(Part of a data file)
..............................
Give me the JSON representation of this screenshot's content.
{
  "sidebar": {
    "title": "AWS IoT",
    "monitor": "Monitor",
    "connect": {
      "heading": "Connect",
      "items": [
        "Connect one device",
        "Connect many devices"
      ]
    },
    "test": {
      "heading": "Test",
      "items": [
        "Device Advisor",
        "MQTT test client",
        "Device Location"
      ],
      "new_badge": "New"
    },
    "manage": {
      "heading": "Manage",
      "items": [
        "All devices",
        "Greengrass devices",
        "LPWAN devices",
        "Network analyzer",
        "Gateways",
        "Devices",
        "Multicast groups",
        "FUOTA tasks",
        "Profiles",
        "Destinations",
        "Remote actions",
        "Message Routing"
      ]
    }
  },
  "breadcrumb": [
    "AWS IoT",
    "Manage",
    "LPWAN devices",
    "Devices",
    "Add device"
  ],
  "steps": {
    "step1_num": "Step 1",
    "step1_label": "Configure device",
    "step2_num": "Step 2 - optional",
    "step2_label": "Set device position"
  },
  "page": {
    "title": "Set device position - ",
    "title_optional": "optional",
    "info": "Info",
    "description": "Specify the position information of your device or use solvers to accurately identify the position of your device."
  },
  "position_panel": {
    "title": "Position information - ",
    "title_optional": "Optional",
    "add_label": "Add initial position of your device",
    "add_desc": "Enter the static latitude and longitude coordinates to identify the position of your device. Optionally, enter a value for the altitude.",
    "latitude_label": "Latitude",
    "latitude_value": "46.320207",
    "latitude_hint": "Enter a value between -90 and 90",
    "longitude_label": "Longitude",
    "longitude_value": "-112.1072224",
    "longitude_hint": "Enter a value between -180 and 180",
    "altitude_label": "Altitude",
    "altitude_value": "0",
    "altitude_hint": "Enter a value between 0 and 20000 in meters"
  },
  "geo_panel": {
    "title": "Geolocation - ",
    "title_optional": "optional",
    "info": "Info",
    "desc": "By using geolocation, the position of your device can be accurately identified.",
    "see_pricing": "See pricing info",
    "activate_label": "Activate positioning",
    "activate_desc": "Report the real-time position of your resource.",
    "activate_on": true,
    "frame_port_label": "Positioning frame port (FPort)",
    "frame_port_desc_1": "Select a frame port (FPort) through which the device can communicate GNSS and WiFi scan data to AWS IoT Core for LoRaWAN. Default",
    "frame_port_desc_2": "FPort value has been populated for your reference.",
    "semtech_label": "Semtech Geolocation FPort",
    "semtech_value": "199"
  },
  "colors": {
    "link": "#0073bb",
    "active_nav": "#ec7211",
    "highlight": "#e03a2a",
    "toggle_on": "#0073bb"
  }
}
..............................
OBJECTIVE -> Provide only the number of lines in the records containing the string "between".

RESPONSE -> 3